GOAL
Leaving out the pictures, please retype each record exactly.

## BEGIN INPUT DATA

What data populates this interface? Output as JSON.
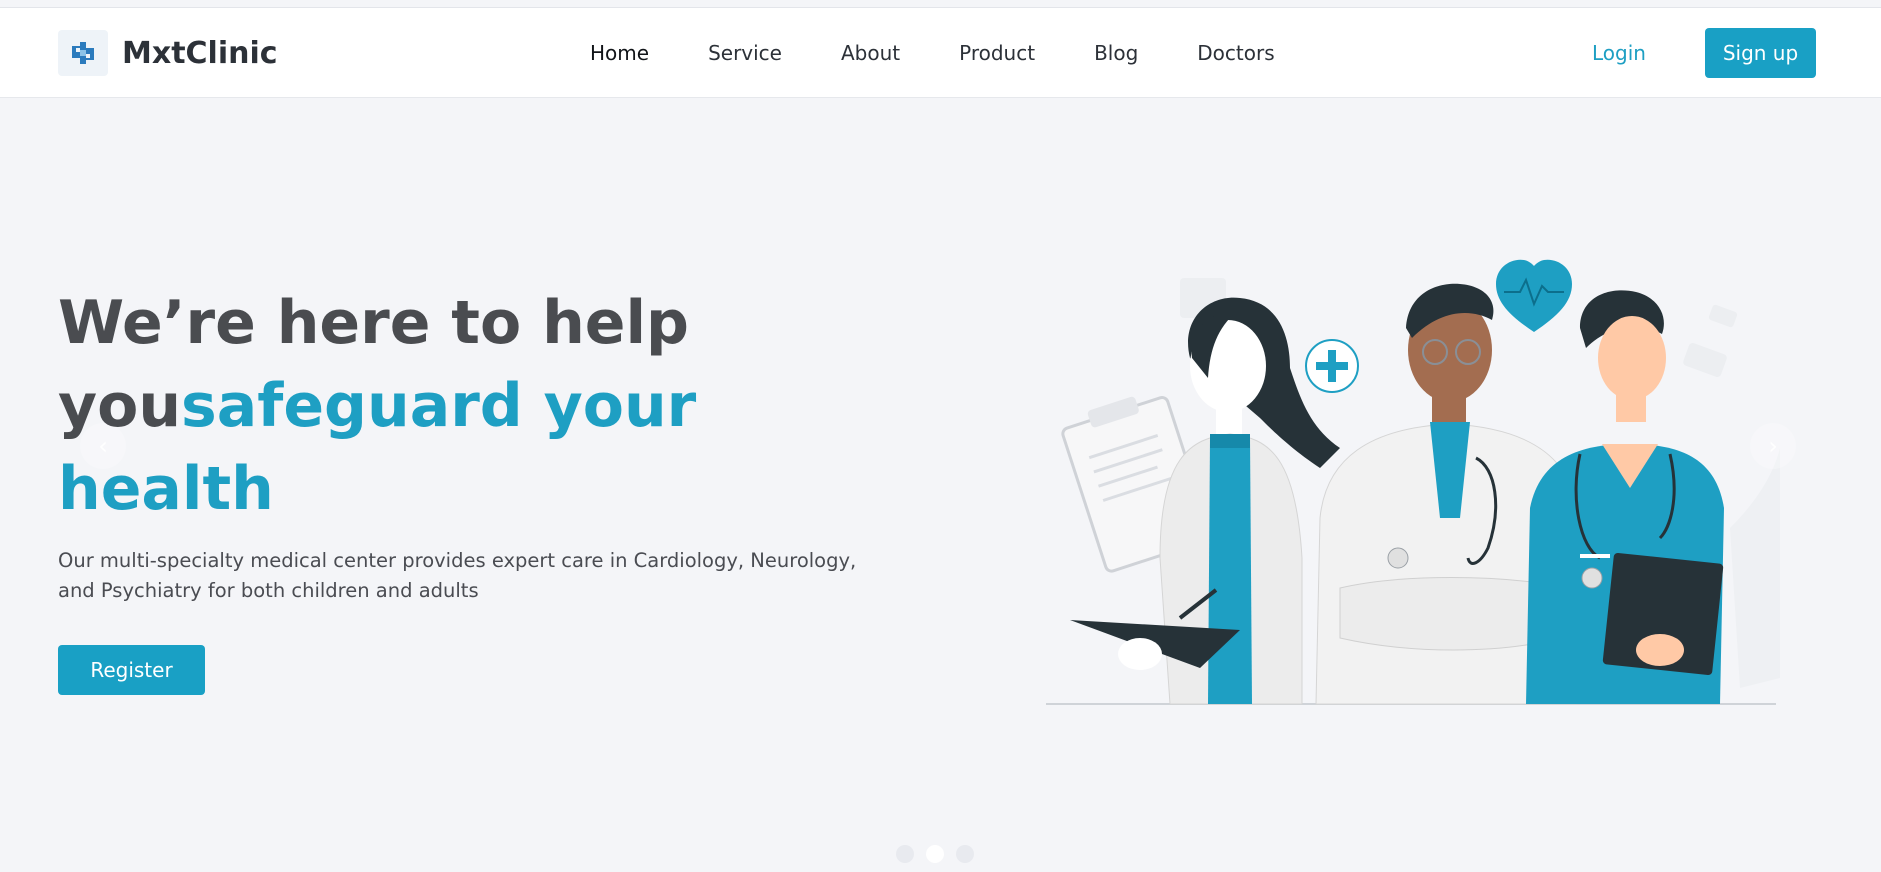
{
  "header": {
    "brand": "MxtClinic",
    "nav": [
      {
        "label": "Home",
        "active": true
      },
      {
        "label": "Service"
      },
      {
        "label": "About"
      },
      {
        "label": "Product"
      },
      {
        "label": "Blog"
      },
      {
        "label": "Doctors"
      }
    ],
    "login_label": "Login",
    "signup_label": "Sign up"
  },
  "hero": {
    "title_line1": "We’re here to help",
    "title_plain": "you",
    "title_accent_1": "safeguard your",
    "title_accent_2": "health",
    "description": "Our multi-specialty medical center provides expert care in Cardiology, Neurology, and Psychiatry for both children and adults",
    "register_label": "Register"
  },
  "carousel": {
    "slides": 3,
    "active_slide": 2,
    "prev_icon": "chevron-left-icon",
    "next_icon": "chevron-right-icon"
  },
  "colors": {
    "accent": "#1e9fc3",
    "button": "#19a0c5",
    "heading": "#4a4c50",
    "background": "#f4f5f8"
  }
}
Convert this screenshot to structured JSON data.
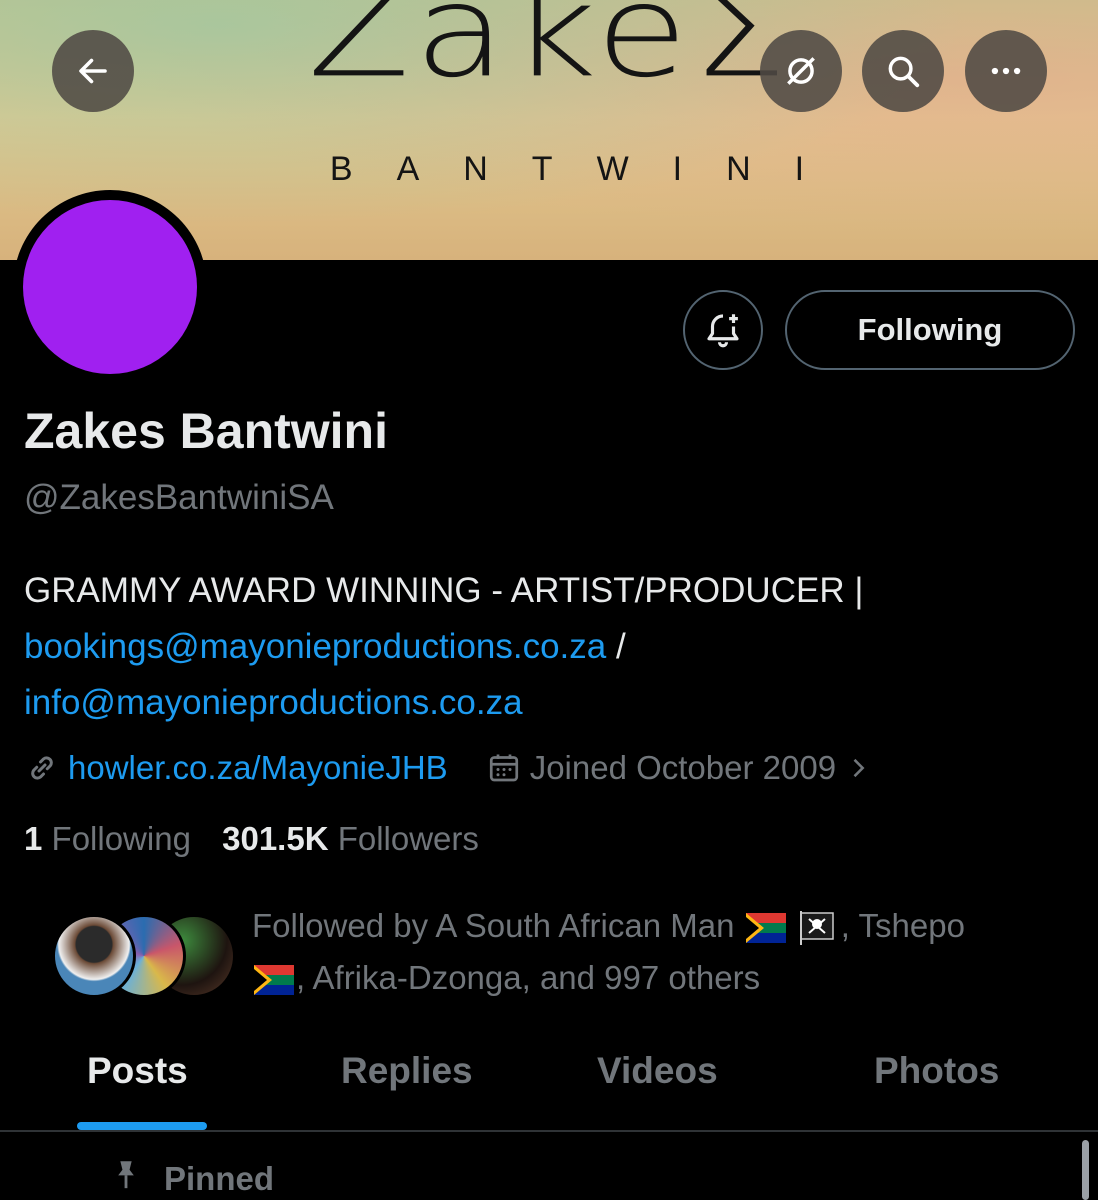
{
  "banner": {
    "logo_text": "ZakeΣ",
    "subtitle": "BANTWINI"
  },
  "header": {
    "back_icon": "arrow-left-icon",
    "grok_icon": "grok-icon",
    "search_icon": "search-icon",
    "more_icon": "more-icon"
  },
  "profile": {
    "avatar_color": "#a020f0",
    "notify_icon": "bell-plus-icon",
    "following_label": "Following",
    "name": "Zakes Bantwini",
    "handle": "@ZakesBantwiniSA",
    "bio_text": "GRAMMY AWARD WINNING - ARTIST/PRODUCER |",
    "bio_email1": "bookings@mayonieproductions.co.za",
    "bio_sep": "/",
    "bio_email2": "info@mayonieproductions.co.za",
    "website": "howler.co.za/MayonieJHB",
    "joined": "Joined October 2009",
    "following_count": "1",
    "following_word": "Following",
    "followers_count": "301.5K",
    "followers_word": "Followers",
    "followed_by_line1": "Followed by A South African Man",
    "followed_by_line1b": ", Tshepo",
    "followed_by_line2": ", Afrika-Dzonga, and 997 others"
  },
  "tabs": [
    {
      "label": "Posts"
    },
    {
      "label": "Replies"
    },
    {
      "label": "Videos"
    },
    {
      "label": "Photos"
    }
  ],
  "pinned_label": "Pinned",
  "colors": {
    "accent": "#1d9bf0",
    "background": "#000000",
    "muted": "#71767b"
  }
}
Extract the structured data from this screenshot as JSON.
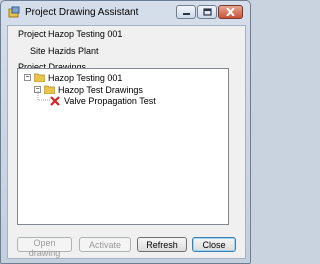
{
  "window": {
    "title": "Project Drawing Assistant"
  },
  "fields": {
    "project_label": "Project",
    "project_value": "Hazop Testing 001",
    "site_label": "Site",
    "site_value": "Hazids Plant",
    "drawings_label": "Project Drawings"
  },
  "tree": {
    "root": {
      "label": "Hazop Testing 001",
      "expander": "−"
    },
    "folder": {
      "label": "Hazop Test Drawings",
      "expander": "−"
    },
    "item": {
      "label": "Valve Propagation Test",
      "icon": "error-x-icon"
    }
  },
  "buttons": {
    "open": "Open drawing",
    "activate": "Activate",
    "refresh": "Refresh",
    "close": "Close"
  },
  "colors": {
    "error_x": "#d42222",
    "folder": "#e8c54a"
  }
}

## END INPUT DATA

OUTPUT FOR THIS TASK
What data populates this interface? Output as JSON.
{
  "header": {
    "brand": "MxtClinic",
    "nav": [
      {
        "label": "Home",
        "active": true
      },
      {
        "label": "Service"
      },
      {
        "label": "About"
      },
      {
        "label": "Product"
      },
      {
        "label": "Blog"
      },
      {
        "label": "Doctors"
      }
    ],
    "login_label": "Login",
    "signup_label": "Sign up"
  },
  "hero": {
    "title_line1": "We’re here to help",
    "title_plain": "you",
    "title_accent_1": "safeguard your",
    "title_accent_2": "health",
    "description": "Our multi-specialty medical center provides expert care in Cardiology, Neurology, and Psychiatry for both children and adults",
    "register_label": "Register"
  },
  "carousel": {
    "slides": 3,
    "active_slide": 2,
    "prev_icon": "chevron-left-icon",
    "next_icon": "chevron-right-icon"
  },
  "colors": {
    "accent": "#1e9fc3",
    "button": "#19a0c5",
    "heading": "#4a4c50",
    "background": "#f4f5f8"
  }
}
Convert this screenshot to structured JSON data.
{
  "banner": {
    "logo_text": "ZakeΣ",
    "subtitle": "BANTWINI"
  },
  "header": {
    "back_icon": "arrow-left-icon",
    "grok_icon": "grok-icon",
    "search_icon": "search-icon",
    "more_icon": "more-icon"
  },
  "profile": {
    "avatar_color": "#a020f0",
    "notify_icon": "bell-plus-icon",
    "following_label": "Following",
    "name": "Zakes Bantwini",
    "handle": "@ZakesBantwiniSA",
    "bio_text": "GRAMMY AWARD WINNING - ARTIST/PRODUCER |",
    "bio_email1": "bookings@mayonieproductions.co.za",
    "bio_sep": "/",
    "bio_email2": "info@mayonieproductions.co.za",
    "website": "howler.co.za/MayonieJHB",
    "joined": "Joined October 2009",
    "following_count": "1",
    "following_word": "Following",
    "followers_count": "301.5K",
    "followers_word": "Followers",
    "followed_by_line1": "Followed by A South African Man",
    "followed_by_line1b": ", Tshepo",
    "followed_by_line2": ", Afrika-Dzonga, and 997 others"
  },
  "tabs": [
    {
      "label": "Posts"
    },
    {
      "label": "Replies"
    },
    {
      "label": "Videos"
    },
    {
      "label": "Photos"
    }
  ],
  "pinned_label": "Pinned",
  "colors": {
    "accent": "#1d9bf0",
    "background": "#000000",
    "muted": "#71767b"
  }
}
Extract the structured data from this screenshot as JSON.
{
  "window": {
    "title": "Project Drawing Assistant"
  },
  "fields": {
    "project_label": "Project",
    "project_value": "Hazop Testing 001",
    "site_label": "Site",
    "site_value": "Hazids Plant",
    "drawings_label": "Project Drawings"
  },
  "tree": {
    "root": {
      "label": "Hazop Testing 001",
      "expander": "−"
    },
    "folder": {
      "label": "Hazop Test Drawings",
      "expander": "−"
    },
    "item": {
      "label": "Valve Propagation Test",
      "icon": "error-x-icon"
    }
  },
  "buttons": {
    "open": "Open drawing",
    "activate": "Activate",
    "refresh": "Refresh",
    "close": "Close"
  },
  "colors": {
    "error_x": "#d42222",
    "folder": "#e8c54a"
  }
}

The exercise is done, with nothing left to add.